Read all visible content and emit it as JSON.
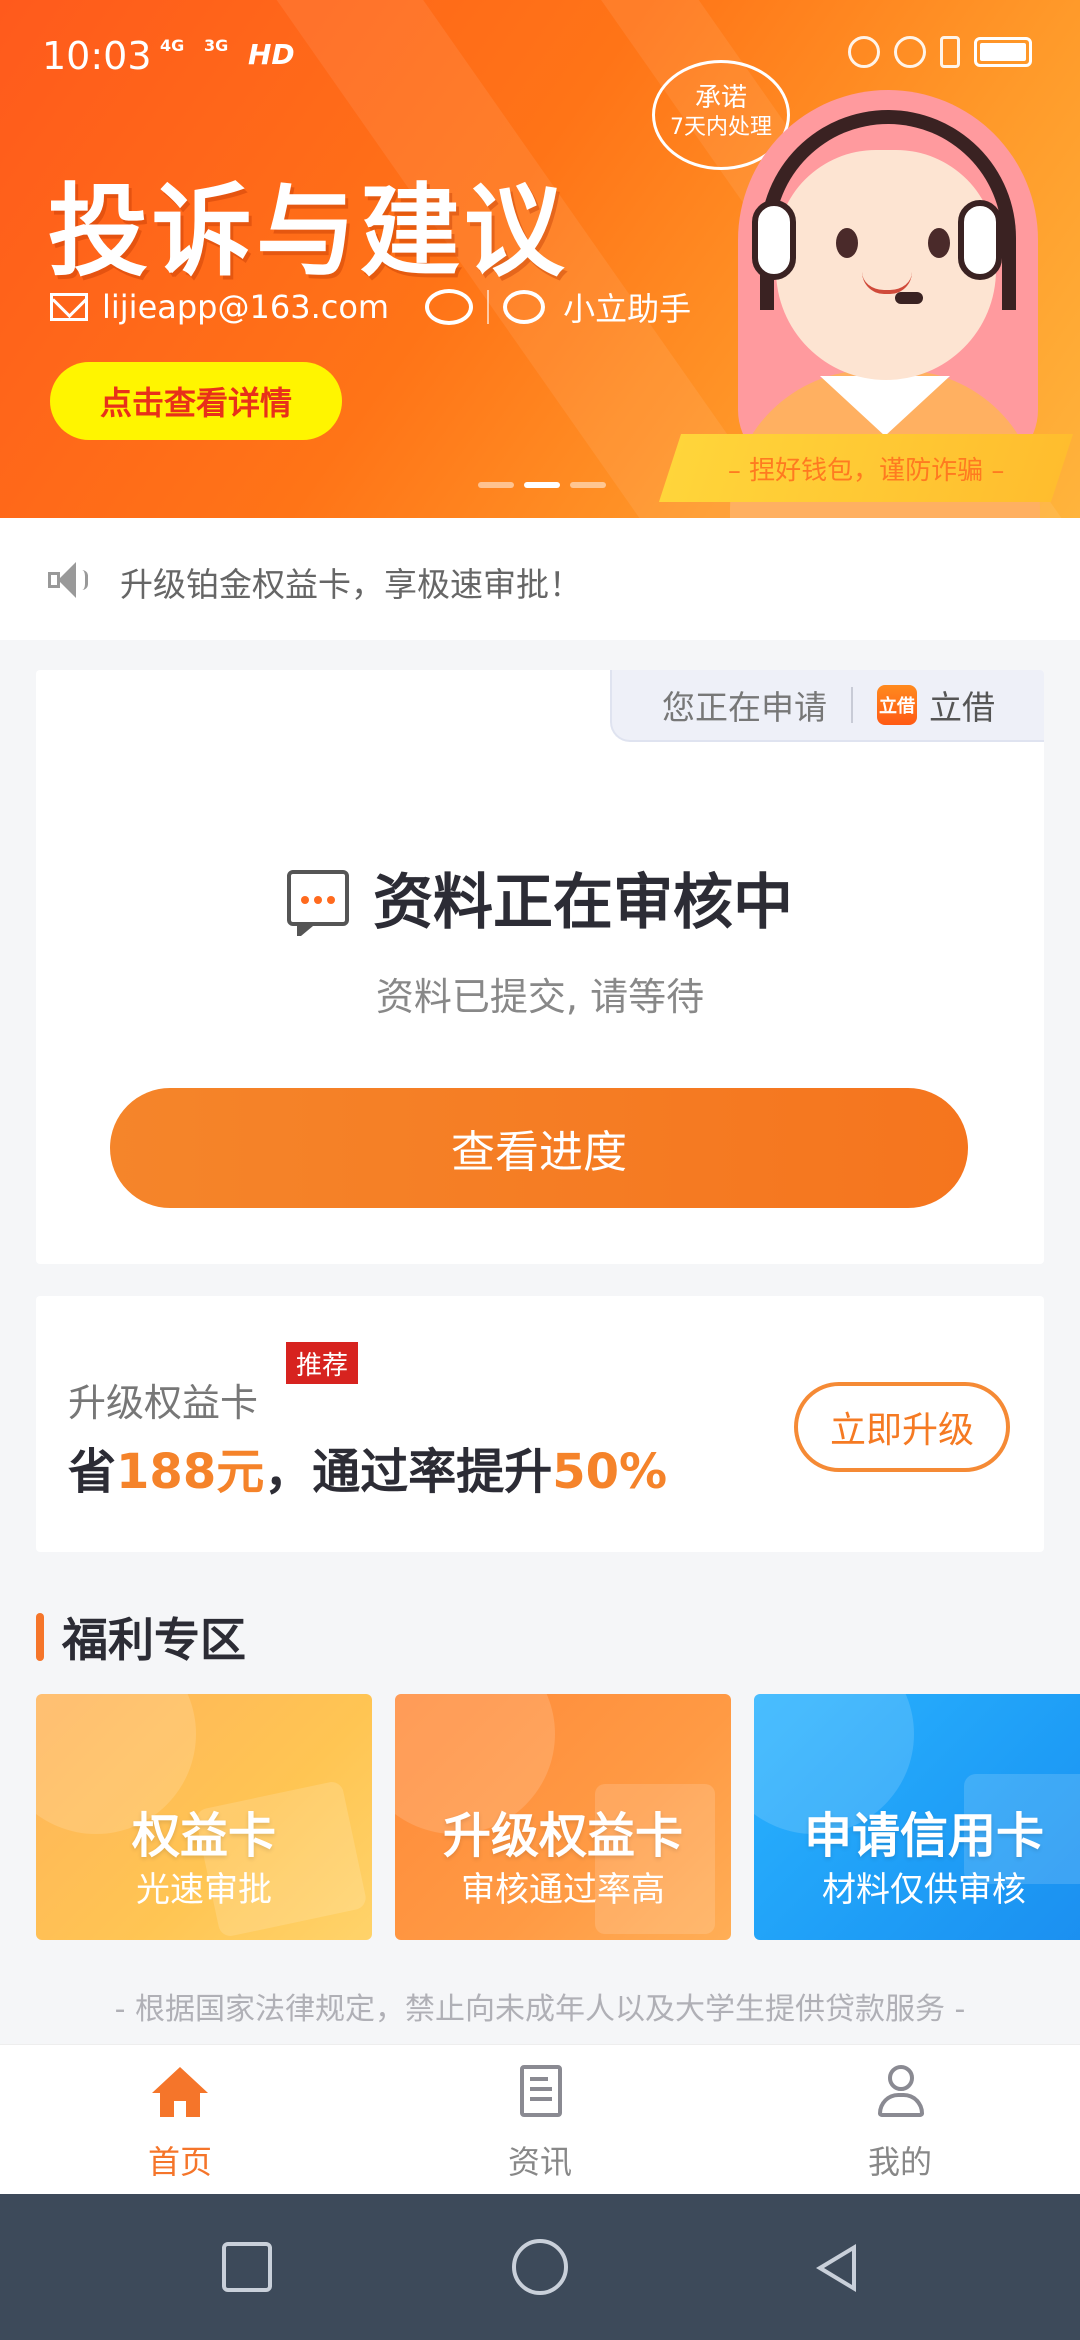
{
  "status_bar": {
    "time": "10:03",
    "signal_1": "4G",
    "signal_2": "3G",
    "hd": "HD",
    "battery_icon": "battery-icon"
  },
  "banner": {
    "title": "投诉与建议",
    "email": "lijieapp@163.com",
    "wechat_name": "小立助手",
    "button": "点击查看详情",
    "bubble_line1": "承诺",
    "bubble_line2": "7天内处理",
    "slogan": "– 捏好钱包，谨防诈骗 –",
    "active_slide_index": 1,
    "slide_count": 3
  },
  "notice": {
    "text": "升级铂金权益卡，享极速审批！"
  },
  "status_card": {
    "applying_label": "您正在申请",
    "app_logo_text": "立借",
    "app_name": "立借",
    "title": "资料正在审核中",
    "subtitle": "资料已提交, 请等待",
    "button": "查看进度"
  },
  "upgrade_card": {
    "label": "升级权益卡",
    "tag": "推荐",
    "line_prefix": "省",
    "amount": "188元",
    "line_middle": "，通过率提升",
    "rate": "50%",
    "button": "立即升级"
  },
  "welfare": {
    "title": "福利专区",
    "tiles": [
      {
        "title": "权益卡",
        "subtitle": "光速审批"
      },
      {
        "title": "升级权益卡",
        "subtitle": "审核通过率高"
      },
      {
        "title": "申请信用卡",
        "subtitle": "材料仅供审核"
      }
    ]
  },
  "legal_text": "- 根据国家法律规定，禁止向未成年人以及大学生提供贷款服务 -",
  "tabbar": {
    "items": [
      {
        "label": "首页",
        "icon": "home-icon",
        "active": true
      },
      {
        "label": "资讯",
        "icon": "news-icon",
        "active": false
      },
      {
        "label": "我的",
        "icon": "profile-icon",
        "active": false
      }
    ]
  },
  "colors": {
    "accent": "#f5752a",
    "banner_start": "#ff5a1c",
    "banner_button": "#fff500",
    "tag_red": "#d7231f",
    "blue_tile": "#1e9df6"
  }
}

> Problem to solve: Every entry above needs to be retyped exactly; drop the pictures.

> Solution to this problem:
Read all visible content and emit it as JSON.
{
  "status_bar": {
    "time": "10:03",
    "signal_1": "4G",
    "signal_2": "3G",
    "hd": "HD",
    "battery_icon": "battery-icon"
  },
  "banner": {
    "title": "投诉与建议",
    "email": "lijieapp@163.com",
    "wechat_name": "小立助手",
    "button": "点击查看详情",
    "bubble_line1": "承诺",
    "bubble_line2": "7天内处理",
    "slogan": "– 捏好钱包，谨防诈骗 –",
    "active_slide_index": 1,
    "slide_count": 3
  },
  "notice": {
    "text": "升级铂金权益卡，享极速审批！"
  },
  "status_card": {
    "applying_label": "您正在申请",
    "app_logo_text": "立借",
    "app_name": "立借",
    "title": "资料正在审核中",
    "subtitle": "资料已提交, 请等待",
    "button": "查看进度"
  },
  "upgrade_card": {
    "label": "升级权益卡",
    "tag": "推荐",
    "line_prefix": "省",
    "amount": "188元",
    "line_middle": "，通过率提升",
    "rate": "50%",
    "button": "立即升级"
  },
  "welfare": {
    "title": "福利专区",
    "tiles": [
      {
        "title": "权益卡",
        "subtitle": "光速审批"
      },
      {
        "title": "升级权益卡",
        "subtitle": "审核通过率高"
      },
      {
        "title": "申请信用卡",
        "subtitle": "材料仅供审核"
      }
    ]
  },
  "legal_text": "- 根据国家法律规定，禁止向未成年人以及大学生提供贷款服务 -",
  "tabbar": {
    "items": [
      {
        "label": "首页",
        "icon": "home-icon",
        "active": true
      },
      {
        "label": "资讯",
        "icon": "news-icon",
        "active": false
      },
      {
        "label": "我的",
        "icon": "profile-icon",
        "active": false
      }
    ]
  },
  "colors": {
    "accent": "#f5752a",
    "banner_start": "#ff5a1c",
    "banner_button": "#fff500",
    "tag_red": "#d7231f",
    "blue_tile": "#1e9df6"
  }
}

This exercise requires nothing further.